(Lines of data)
==================================================

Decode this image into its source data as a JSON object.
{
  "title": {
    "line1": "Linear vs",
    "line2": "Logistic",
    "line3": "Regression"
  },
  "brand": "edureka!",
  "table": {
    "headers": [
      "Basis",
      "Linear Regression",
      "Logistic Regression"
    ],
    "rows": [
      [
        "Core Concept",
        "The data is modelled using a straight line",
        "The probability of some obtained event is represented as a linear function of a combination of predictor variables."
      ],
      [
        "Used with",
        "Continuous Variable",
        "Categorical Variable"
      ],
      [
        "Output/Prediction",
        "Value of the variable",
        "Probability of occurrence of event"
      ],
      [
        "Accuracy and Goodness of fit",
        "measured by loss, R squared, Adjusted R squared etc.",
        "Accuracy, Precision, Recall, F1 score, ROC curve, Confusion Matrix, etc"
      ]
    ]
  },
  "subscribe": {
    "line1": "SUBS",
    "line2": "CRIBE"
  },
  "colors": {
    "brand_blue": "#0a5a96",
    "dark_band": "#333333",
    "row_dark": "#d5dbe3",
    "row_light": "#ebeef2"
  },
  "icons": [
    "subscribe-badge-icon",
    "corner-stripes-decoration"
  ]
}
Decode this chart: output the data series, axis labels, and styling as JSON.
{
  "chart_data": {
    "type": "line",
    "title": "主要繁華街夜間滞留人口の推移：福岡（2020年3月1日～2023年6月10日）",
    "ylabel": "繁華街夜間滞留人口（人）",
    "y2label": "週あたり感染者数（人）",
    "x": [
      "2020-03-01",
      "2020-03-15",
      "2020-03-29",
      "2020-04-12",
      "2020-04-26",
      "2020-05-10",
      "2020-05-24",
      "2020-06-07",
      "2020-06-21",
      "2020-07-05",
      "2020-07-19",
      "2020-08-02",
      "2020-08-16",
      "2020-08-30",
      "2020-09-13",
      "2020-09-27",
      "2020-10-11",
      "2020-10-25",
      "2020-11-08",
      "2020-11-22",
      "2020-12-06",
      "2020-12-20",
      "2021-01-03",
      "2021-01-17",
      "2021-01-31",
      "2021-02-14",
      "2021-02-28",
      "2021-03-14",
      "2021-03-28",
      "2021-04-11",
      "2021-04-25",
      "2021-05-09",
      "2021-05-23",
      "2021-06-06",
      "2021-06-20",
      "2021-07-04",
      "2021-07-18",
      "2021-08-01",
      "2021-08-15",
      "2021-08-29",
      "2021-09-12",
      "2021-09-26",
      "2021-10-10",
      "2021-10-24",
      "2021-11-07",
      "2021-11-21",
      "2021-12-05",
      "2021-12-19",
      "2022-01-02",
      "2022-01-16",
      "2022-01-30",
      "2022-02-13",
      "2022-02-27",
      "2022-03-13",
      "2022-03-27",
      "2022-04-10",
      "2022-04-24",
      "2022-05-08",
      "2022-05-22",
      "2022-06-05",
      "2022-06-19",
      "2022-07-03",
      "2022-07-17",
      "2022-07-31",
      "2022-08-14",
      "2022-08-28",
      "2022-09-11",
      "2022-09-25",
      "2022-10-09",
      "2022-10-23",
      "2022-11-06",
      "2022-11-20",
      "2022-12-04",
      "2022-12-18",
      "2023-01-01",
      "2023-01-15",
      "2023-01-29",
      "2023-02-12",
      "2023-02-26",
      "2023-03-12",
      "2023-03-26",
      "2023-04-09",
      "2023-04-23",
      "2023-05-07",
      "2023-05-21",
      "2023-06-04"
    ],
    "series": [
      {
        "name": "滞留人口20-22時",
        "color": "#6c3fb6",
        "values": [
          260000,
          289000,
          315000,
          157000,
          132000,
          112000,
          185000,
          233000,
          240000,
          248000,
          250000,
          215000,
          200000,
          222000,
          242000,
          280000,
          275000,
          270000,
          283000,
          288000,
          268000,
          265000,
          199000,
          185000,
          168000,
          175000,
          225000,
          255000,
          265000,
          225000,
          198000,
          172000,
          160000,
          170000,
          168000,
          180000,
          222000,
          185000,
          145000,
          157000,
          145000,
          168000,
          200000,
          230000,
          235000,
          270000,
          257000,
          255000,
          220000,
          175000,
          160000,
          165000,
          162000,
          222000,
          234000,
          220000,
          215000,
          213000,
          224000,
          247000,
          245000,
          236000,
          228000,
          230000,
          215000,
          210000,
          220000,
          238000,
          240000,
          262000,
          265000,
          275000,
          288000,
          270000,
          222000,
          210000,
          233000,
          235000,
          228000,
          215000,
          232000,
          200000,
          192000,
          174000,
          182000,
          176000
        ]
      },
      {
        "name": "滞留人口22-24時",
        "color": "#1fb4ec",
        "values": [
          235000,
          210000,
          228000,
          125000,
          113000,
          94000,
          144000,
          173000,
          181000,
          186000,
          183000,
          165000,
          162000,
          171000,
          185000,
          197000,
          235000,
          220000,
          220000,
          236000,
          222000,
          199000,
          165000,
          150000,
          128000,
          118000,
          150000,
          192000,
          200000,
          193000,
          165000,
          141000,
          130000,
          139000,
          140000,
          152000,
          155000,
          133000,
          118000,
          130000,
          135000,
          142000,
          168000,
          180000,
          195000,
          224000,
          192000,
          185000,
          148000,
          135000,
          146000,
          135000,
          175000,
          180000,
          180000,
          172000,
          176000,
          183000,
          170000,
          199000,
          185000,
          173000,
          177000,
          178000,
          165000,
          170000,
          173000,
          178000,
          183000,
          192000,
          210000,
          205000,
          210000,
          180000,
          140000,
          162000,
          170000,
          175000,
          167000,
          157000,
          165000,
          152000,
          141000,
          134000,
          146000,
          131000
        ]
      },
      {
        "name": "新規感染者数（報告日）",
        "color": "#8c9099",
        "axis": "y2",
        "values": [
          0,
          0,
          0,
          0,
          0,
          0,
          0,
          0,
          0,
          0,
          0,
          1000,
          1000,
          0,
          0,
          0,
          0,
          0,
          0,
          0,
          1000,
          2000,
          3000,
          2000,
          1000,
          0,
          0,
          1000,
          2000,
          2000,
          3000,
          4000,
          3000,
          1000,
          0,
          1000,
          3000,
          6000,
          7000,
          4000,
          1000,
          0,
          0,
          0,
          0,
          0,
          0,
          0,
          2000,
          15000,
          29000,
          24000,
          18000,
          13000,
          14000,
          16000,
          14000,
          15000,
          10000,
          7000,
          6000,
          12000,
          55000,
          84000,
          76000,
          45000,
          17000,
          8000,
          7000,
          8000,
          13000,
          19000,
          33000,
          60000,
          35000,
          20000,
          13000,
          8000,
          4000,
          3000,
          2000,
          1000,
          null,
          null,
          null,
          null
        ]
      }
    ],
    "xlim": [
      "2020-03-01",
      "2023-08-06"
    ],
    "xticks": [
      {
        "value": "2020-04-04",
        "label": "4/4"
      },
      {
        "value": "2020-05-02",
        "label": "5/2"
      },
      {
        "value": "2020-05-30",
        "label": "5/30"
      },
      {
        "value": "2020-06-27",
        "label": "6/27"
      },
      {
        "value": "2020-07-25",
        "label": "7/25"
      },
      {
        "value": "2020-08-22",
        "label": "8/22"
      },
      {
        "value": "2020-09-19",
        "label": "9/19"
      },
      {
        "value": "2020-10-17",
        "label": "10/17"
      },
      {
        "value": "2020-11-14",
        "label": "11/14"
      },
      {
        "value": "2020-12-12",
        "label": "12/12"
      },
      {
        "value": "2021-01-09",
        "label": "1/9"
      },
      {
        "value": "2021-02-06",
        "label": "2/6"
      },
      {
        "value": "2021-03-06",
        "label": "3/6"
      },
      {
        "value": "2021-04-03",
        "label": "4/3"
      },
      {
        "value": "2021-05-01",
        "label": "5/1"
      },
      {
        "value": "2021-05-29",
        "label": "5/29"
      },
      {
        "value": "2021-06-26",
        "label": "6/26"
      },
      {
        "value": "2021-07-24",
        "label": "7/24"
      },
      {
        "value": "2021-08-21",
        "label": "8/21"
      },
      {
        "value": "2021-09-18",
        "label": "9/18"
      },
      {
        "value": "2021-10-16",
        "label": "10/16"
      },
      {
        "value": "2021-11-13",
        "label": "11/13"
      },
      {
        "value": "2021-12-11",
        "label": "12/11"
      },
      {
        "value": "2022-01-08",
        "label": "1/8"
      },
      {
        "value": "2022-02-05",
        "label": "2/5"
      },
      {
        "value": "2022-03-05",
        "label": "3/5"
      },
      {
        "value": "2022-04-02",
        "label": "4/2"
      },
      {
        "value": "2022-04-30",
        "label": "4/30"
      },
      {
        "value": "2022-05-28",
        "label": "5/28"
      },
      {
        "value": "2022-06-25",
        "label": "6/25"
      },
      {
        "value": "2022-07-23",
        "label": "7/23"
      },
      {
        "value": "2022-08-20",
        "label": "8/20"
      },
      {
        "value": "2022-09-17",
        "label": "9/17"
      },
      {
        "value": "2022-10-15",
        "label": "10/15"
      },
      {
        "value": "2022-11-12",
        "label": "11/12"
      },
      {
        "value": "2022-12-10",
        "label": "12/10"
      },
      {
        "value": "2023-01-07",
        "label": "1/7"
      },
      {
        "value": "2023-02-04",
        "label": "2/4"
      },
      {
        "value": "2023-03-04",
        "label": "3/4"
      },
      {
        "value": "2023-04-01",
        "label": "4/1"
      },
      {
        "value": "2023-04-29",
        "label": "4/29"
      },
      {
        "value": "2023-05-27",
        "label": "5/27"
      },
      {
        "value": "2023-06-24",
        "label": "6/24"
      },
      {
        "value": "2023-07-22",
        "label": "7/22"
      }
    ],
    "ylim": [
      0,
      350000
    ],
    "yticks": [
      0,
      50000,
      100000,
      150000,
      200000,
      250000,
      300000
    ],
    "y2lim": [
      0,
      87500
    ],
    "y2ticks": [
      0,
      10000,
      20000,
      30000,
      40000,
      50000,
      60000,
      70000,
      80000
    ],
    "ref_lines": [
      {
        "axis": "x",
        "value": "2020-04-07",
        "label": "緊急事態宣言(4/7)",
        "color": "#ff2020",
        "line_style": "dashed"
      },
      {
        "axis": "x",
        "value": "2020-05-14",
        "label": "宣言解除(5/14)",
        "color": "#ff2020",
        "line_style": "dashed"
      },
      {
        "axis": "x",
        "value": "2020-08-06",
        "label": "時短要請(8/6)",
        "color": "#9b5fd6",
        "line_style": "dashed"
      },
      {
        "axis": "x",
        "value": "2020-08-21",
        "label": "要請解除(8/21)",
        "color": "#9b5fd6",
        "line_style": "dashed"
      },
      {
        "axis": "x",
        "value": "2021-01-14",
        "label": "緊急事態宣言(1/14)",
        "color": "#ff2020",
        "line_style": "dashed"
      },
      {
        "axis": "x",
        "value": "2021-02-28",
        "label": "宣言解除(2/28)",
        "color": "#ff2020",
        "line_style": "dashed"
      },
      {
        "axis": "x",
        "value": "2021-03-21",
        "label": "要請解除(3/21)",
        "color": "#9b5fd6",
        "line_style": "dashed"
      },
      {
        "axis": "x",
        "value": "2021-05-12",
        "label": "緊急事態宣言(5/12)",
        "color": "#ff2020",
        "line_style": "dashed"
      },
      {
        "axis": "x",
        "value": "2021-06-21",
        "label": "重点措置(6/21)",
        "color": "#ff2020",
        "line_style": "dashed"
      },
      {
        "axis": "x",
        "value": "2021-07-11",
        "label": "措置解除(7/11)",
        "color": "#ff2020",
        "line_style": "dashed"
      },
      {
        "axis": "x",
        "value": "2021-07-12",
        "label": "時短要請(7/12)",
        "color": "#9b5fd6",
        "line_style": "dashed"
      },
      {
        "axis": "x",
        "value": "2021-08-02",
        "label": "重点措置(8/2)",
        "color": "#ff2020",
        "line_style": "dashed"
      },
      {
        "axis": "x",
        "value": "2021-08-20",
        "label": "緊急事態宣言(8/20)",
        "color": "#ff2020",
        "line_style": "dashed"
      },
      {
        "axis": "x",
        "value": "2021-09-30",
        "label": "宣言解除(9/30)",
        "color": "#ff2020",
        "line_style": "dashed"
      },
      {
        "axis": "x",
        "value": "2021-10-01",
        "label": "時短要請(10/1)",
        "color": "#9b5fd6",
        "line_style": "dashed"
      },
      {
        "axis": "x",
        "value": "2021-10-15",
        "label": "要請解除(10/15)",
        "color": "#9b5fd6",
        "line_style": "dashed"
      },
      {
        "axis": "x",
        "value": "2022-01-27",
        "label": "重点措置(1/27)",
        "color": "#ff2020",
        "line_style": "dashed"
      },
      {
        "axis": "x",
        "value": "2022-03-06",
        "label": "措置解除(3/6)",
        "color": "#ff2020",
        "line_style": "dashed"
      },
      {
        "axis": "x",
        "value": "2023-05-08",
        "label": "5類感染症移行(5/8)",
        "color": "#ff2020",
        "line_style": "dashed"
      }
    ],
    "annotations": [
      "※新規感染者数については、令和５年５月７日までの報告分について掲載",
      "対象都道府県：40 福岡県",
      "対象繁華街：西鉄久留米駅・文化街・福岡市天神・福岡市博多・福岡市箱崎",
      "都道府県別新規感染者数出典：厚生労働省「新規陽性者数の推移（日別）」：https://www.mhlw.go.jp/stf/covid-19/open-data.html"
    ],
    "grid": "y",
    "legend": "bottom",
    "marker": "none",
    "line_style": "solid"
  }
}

==================================================

> Work to complete
Pull out the lines above in which the word "Regression" appears.

> Exercise solution
    "line3": "Regression"
      "Linear Regression",
      "Logistic Regression"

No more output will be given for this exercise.